* [AIM OF THE TASK] Report every line from the material that contains the word "ylabel".

* [LISTED ENTRIES]
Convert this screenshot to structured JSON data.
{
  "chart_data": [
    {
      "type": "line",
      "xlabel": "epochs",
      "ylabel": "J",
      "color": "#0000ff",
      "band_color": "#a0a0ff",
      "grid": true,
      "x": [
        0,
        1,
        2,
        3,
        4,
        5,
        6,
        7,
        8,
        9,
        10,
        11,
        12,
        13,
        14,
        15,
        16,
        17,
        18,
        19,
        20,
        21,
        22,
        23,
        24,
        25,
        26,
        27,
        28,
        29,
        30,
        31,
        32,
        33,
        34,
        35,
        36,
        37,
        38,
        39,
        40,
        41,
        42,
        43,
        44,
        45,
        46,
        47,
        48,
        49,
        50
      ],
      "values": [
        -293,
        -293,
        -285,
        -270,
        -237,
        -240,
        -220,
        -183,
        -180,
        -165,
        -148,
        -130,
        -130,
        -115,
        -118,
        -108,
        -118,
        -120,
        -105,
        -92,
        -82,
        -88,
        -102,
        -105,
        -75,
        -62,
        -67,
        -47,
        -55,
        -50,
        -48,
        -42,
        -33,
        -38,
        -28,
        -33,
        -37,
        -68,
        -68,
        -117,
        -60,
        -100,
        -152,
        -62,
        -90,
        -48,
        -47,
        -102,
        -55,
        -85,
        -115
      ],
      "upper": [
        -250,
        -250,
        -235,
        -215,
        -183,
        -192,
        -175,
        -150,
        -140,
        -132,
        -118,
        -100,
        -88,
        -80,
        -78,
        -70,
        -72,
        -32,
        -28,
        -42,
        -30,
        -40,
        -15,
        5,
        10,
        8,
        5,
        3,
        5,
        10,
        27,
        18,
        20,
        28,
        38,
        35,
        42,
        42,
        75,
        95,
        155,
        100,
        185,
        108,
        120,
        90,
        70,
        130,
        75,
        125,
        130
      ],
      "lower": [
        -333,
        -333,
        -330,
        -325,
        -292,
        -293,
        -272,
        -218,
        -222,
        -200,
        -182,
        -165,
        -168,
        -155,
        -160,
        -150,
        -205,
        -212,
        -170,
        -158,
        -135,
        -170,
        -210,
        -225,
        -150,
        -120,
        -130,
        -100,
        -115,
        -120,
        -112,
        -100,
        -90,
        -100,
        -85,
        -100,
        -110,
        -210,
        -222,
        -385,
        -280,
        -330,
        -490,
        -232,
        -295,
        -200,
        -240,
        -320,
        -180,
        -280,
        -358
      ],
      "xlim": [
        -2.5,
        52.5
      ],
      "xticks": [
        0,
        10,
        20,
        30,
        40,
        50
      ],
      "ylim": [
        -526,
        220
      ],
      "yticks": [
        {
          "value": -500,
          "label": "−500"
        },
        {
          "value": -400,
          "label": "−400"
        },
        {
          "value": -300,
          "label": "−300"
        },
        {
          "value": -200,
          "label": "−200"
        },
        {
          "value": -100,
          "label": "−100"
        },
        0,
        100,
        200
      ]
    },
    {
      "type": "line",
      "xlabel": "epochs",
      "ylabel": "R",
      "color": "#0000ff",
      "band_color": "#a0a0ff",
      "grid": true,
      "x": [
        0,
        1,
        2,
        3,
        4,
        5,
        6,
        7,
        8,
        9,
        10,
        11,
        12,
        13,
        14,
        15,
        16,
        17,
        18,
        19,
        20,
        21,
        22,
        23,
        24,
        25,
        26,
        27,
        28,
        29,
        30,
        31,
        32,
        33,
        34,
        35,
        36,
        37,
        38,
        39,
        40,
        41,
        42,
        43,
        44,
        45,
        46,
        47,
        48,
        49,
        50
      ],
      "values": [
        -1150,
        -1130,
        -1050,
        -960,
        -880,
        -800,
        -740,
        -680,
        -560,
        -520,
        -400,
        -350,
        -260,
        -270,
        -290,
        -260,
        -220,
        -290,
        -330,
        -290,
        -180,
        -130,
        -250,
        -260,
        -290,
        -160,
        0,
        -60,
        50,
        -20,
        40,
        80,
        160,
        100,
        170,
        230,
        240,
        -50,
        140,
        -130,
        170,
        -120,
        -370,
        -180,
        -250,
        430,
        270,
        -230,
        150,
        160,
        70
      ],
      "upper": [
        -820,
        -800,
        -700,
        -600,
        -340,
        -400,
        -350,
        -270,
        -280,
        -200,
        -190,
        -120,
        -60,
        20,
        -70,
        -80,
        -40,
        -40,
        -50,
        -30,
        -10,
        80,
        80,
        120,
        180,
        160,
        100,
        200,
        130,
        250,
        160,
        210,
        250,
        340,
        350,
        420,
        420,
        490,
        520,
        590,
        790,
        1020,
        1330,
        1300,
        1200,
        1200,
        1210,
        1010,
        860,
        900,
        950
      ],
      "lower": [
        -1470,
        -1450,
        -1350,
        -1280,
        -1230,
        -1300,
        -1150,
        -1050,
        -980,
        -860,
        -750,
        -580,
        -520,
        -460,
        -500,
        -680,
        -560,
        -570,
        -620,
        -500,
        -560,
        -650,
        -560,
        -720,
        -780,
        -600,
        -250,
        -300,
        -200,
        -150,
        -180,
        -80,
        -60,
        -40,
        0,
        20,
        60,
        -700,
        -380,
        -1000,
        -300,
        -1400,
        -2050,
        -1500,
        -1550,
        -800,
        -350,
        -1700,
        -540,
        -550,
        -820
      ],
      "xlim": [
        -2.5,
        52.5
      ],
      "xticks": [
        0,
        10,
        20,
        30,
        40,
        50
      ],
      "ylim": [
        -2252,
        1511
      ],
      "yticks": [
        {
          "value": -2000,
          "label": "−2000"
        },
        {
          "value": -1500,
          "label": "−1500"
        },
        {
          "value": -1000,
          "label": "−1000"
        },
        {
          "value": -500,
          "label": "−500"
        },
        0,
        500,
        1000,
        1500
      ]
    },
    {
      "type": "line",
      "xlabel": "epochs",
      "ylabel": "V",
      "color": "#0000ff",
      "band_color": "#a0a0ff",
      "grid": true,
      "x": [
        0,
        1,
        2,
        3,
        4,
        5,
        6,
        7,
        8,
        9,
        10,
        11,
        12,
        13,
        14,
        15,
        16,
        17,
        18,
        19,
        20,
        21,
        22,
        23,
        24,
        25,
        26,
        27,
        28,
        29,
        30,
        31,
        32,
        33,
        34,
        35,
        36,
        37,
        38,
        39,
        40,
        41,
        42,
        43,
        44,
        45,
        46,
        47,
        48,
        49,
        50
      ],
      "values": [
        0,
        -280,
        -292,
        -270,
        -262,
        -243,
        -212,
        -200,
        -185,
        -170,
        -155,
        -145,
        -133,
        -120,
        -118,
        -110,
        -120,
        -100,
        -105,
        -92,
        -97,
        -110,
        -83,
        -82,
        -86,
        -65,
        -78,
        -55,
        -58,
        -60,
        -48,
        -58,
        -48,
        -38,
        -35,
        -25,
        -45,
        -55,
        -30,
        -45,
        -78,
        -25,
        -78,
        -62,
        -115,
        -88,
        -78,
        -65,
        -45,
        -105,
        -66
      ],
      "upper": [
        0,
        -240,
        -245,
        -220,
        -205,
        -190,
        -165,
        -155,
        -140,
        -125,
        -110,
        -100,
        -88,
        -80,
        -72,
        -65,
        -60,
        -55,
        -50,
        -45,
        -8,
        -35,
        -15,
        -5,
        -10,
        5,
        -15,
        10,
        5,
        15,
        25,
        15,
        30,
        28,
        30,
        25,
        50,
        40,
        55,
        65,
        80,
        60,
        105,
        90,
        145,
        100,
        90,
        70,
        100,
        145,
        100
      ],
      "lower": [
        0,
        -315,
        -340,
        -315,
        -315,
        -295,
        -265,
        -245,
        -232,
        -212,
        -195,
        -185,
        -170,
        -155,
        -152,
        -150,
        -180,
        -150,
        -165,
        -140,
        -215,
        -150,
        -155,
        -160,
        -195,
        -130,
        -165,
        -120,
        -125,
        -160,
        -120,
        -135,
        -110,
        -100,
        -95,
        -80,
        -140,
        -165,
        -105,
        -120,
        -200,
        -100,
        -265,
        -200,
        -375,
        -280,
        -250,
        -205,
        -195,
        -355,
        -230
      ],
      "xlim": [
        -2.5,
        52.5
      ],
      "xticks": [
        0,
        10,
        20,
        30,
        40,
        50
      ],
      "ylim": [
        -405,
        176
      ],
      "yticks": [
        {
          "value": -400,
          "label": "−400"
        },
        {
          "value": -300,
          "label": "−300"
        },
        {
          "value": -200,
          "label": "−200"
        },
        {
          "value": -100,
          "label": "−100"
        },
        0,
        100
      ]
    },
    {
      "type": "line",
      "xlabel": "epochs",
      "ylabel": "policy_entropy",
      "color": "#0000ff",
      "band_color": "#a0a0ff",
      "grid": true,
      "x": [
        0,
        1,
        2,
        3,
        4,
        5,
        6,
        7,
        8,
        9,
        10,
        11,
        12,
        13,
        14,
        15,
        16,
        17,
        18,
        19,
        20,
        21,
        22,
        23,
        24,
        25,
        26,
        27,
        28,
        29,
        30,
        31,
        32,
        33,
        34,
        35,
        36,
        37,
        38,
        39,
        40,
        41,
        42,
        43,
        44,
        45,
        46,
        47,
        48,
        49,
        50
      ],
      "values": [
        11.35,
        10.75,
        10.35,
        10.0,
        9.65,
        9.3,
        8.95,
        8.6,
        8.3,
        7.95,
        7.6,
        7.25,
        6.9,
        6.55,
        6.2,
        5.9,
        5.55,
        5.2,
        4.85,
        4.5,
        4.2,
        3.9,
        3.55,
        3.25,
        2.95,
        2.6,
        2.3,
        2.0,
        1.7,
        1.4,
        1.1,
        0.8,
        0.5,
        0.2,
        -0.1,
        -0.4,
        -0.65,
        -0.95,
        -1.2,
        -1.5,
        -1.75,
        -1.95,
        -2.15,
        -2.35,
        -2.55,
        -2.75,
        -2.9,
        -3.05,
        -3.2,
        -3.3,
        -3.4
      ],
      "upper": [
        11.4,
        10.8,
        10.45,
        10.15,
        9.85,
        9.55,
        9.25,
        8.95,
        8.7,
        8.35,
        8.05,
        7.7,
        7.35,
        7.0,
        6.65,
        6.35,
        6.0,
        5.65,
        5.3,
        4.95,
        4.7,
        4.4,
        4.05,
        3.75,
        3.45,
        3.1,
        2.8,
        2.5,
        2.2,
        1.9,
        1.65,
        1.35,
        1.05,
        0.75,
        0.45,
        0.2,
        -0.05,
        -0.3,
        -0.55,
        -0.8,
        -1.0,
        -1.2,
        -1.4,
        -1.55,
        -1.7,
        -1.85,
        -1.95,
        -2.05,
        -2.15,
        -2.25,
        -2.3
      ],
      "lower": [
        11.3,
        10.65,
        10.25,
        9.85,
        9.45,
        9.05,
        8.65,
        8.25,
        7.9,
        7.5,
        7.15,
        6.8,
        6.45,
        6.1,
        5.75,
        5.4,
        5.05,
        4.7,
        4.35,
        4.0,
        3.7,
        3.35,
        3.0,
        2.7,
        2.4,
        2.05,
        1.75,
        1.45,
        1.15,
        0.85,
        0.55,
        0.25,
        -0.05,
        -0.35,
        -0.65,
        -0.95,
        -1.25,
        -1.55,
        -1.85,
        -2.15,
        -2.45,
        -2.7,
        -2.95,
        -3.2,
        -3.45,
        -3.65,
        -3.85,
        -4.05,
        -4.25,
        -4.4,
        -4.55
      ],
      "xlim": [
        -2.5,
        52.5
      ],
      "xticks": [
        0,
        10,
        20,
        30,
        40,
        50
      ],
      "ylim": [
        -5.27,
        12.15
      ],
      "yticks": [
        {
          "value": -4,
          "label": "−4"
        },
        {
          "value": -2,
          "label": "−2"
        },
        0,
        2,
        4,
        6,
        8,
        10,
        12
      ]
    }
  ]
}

* [TASK ANSWER]
      "ylabel": "J",
      "ylabel": "R",
      "ylabel": "V",
      "ylabel": "policy_entropy",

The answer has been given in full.